[Aim] Repeat each record below exactly as given.

(Records)
######

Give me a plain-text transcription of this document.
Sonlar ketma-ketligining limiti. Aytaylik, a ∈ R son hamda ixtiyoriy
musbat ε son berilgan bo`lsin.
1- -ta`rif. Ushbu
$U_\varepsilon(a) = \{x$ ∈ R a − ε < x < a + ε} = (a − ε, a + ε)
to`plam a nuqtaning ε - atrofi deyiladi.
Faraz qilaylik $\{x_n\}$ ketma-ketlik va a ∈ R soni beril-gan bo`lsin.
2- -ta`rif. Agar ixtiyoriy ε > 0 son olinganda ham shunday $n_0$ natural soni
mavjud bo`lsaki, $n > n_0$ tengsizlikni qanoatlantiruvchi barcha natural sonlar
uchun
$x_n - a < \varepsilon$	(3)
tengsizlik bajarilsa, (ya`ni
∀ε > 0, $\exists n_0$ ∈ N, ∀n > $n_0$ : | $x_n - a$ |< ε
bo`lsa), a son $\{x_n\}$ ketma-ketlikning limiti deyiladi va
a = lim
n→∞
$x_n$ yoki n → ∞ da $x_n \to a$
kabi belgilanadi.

######

[Expected answer]
Give me a plain-text transcription of this document.
Sonlar ketma-ketligining limiti. Aytaylik, a ∈ R son hamda ixtiyoriy
musbat ε son berilgan bo`lsin.
1- -ta`rif. Ushbu
$U_\varepsilon(a) = \{x$ ∈ R a − ε < x < a + ε} = (a − ε, a + ε)
to`plam a nuqtaning ε - atrofi deyiladi.
Faraz qilaylik $\{x_n\}$ ketma-ketlik va a ∈ R soni beril-gan bo`lsin.
2- -ta`rif. Agar ixtiyoriy ε > 0 son olinganda ham shunday $n_0$ natural soni
mavjud bo`lsaki, $n > n_0$ tengsizlikni qanoatlantiruvchi barcha natural sonlar
uchun
$x_n - a < \varepsilon$	(3)
tengsizlik bajarilsa, (ya`ni
∀ε > 0, $\exists n_0$ ∈ N, ∀n > $n_0$ : | $x_n - a$ |< ε
bo`lsa), a son $\{x_n\}$ ketma-ketlikning limiti deyiladi va
a = lim
n→∞
$x_n$ yoki n → ∞ da $x_n \to a$
kabi belgilanadi.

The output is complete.